**阅读材料**
《孙子兵法》• 行军篇

曹操曰:择便利而行也。

王皙曰:行军当据地,便察敌情也。

张预曰:知九地之变,然后可以择利而行军,故次九变。

孙子曰:凡处军、相敌:

王皙曰:处军凡有四,相敌凡三十有一。

张预曰:自绝山依谷,至伏好之所处,则处军之事也。自敌近而静,至必谨察之,则相敌之事也。相,犹察也,料也。

绝山依谷;

曹操曰:近水草利便也。

李筌曰:军,我;敌,彼也。相其依止,则胜败之数,彼我之势可知也。绝山,守险也;谷近水草。夫列营垒,必先分卒守隘,纵畜牧,收樵采而后宁,

杜牧曰:绝,过也;依,近也。言行军经过山险,须近谷而有水草之利也。吴子曰:“无当天灶大谷之口。”言不可当谷,但近谷而处可也。

贾林曰:两军相当敌,宜择利而动。绝山,跨山;依谷,傍谷也。跨山无后患,依谷有水草也。

梅尧臣曰:前为山所隔,则依谷以为固。

王皙曰:绝,度也;依,谓附近耳。曹公曰:近水草利便也。

张预曰:绝,犹越也。凡行军越过山险,必依附溪谷而居,一则利水草,一则负险固。后汉武都羌为寇,马援讨之。羌在山上,援据便地,夺其水草。不与战。羌穷困悉降。羌不知依谷之利也。

视生处高;

曹操曰:生者,阳也。

李筌曰:向阳同生,在山曰高。生高之地可居也。

**数据摘录**
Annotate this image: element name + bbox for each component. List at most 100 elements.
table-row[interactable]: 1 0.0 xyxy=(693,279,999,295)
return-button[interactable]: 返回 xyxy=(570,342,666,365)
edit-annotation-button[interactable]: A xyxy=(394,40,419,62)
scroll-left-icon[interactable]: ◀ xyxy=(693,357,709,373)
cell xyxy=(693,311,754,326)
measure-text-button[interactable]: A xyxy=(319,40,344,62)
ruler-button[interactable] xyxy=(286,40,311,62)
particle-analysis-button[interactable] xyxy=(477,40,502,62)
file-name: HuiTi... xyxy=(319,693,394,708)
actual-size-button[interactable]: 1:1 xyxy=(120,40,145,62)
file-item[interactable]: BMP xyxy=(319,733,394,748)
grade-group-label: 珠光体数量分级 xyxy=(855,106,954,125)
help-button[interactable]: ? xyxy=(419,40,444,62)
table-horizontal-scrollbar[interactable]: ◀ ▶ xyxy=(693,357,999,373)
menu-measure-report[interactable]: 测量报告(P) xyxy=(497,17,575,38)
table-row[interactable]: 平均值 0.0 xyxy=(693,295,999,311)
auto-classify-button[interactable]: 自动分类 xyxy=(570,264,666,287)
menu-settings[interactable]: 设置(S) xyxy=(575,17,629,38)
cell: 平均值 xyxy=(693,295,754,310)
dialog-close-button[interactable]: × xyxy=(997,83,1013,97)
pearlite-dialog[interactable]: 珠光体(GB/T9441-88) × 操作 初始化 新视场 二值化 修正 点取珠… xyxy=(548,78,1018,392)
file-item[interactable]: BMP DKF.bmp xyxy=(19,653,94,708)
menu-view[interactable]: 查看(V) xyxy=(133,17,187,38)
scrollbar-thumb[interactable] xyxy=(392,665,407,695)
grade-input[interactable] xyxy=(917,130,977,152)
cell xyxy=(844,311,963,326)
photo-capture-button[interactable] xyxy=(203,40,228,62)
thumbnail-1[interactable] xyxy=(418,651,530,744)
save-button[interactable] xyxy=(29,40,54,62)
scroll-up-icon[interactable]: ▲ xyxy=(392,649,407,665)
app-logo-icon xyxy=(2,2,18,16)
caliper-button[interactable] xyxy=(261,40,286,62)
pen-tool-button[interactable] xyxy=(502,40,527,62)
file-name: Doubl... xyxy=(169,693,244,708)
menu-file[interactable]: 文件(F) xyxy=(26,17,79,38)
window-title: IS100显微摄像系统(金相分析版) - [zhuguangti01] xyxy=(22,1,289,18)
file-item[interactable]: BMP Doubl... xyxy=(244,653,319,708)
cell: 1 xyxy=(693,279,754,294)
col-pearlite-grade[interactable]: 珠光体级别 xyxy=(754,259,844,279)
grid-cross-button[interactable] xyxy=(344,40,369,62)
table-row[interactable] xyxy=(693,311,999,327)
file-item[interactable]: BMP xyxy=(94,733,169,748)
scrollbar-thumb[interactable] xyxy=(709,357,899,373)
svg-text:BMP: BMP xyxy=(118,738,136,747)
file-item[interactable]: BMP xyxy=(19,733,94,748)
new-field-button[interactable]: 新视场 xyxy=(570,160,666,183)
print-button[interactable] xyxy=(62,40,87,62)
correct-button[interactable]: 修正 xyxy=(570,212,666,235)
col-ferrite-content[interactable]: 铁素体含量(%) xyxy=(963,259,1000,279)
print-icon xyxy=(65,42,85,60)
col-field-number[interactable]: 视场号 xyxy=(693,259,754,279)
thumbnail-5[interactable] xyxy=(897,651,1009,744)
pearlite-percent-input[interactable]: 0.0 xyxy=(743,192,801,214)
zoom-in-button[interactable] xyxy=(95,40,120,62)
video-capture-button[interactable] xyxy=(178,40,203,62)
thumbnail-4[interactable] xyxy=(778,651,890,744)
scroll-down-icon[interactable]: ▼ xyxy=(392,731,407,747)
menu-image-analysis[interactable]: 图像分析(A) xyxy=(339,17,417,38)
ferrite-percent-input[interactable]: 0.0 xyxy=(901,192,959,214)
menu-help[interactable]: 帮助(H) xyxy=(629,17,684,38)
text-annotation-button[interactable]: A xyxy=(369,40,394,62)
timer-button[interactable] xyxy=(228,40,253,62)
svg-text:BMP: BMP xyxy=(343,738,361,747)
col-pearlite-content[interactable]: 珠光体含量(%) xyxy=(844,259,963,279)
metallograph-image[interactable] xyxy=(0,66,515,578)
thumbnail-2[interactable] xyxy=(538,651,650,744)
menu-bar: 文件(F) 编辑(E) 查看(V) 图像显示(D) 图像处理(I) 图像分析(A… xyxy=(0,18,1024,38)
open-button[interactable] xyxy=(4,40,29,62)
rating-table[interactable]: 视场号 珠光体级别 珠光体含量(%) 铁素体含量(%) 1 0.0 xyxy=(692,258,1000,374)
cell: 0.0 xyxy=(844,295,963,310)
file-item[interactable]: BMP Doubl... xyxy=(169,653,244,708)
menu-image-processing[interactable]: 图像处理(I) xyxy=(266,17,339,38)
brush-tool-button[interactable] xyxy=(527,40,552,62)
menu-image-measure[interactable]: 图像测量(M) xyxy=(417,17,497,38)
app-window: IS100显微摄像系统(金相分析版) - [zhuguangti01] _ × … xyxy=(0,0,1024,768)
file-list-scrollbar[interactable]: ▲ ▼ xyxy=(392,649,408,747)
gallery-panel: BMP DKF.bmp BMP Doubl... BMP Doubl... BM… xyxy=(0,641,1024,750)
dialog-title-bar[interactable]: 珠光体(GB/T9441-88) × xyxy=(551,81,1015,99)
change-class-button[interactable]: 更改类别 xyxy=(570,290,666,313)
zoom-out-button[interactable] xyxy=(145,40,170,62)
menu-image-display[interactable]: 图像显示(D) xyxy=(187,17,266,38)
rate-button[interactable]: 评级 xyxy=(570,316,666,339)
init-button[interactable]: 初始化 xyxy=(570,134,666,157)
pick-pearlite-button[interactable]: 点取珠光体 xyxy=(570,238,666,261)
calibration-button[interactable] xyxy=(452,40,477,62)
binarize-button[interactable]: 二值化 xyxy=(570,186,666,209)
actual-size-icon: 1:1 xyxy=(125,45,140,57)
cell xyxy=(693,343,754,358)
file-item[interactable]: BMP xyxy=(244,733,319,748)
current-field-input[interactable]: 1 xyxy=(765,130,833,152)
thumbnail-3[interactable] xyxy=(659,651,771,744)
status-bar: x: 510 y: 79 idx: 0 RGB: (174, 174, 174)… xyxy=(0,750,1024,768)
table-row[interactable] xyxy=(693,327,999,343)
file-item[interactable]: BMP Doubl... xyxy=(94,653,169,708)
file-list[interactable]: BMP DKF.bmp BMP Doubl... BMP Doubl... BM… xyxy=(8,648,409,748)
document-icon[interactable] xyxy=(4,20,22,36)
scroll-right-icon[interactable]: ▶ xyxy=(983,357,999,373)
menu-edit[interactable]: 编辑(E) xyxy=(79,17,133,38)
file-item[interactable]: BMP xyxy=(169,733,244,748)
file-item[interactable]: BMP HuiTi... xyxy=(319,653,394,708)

**待办事项**
**a.** 把上面的条目一字不改地重抄一遍，从条目第一行开始，到含有“file-item[interactable]: BMP DKF.bmp”的那一行为止，首尾两行都要包括。
**b.** 请从《孙子兵法·行军篇》注文停下的地方往下续写。

**答案列表**
**a.**
Annotate this image: element name + bbox for each component. List at most 100 elements.
table-row[interactable]: 1 0.0 xyxy=(693,279,999,295)
return-button[interactable]: 返回 xyxy=(570,342,666,365)
edit-annotation-button[interactable]: A xyxy=(394,40,419,62)
scroll-left-icon[interactable]: ◀ xyxy=(693,357,709,373)
cell xyxy=(693,311,754,326)
measure-text-button[interactable]: A xyxy=(319,40,344,62)
ruler-button[interactable] xyxy=(286,40,311,62)
particle-analysis-button[interactable] xyxy=(477,40,502,62)
file-name: HuiTi... xyxy=(319,693,394,708)
actual-size-button[interactable]: 1:1 xyxy=(120,40,145,62)
file-item[interactable]: BMP xyxy=(319,733,394,748)
grade-group-label: 珠光体数量分级 xyxy=(855,106,954,125)
help-button[interactable]: ? xyxy=(419,40,444,62)
table-horizontal-scrollbar[interactable]: ◀ ▶ xyxy=(693,357,999,373)
menu-measure-report[interactable]: 测量报告(P) xyxy=(497,17,575,38)
table-row[interactable]: 平均值 0.0 xyxy=(693,295,999,311)
auto-classify-button[interactable]: 自动分类 xyxy=(570,264,666,287)
menu-settings[interactable]: 设置(S) xyxy=(575,17,629,38)
cell: 平均值 xyxy=(693,295,754,310)
dialog-close-button[interactable]: × xyxy=(997,83,1013,97)
pearlite-dialog[interactable]: 珠光体(GB/T9441-88) × 操作 初始化 新视场 二值化 修正 点取珠… xyxy=(548,78,1018,392)
file-item[interactable]: BMP DKF.bmp xyxy=(19,653,94,708)

**b.**
杜牧曰:言须处高而面南也。

陈皞曰:若地有东西,其法何如?答曰:然则面东也。

贾林曰:居阳曰生,视生为无蔽冒;物色处军当在高。

杜佑曰:高,阳也。视谓目前生地。处军当在高。

梅尧臣曰:若在陵之上,必向阳而居;处高,乘便也。

张预曰:视生,谓面阳也;处军当在高阜。

战隆无登;

曹操曰:无迎高也。

李筌曰:敌自高而下,我无登而取之。

杜牧曰:隆,高也。言敌人在高,我不可自下往高,迎敌人而接战也。一作战降无登。降,下也。

贾林曰:战宜乘下,不可迎高也。

杜佑曰:无迎高也。谓山下也。战于山下,敌引之上山,无登逐也。

梅尧臣曰:敌处地之高,不可登而战。

张预曰:敌处隆高之地,不可登迎与战。一本作战降无登迎。谓敌下山来战,引我上山,则不可登迎。

此处山之军也。

梅尧臣曰:处山当知此三者。

张预曰:凡高而崇者,皆谓之山。处山拒敌,以上三事为法。

绝水必远水;

曹操、李筌曰:引敌使渡。

杜牧曰:魏将郭淮在汉中,蜀主刘备欲渡汉水来攻,诸将议众寡不敌,欲依水为阵以拒之。淮曰:“此示弱而不足挫敌,不如远水为阵,引而致之;半济而后击,备可破也。”既列阵,备疑,不敢渡。

梅尧臣曰:前为水所隔,则远水以引敌。

王皙曰:我绝水也。曹说是也。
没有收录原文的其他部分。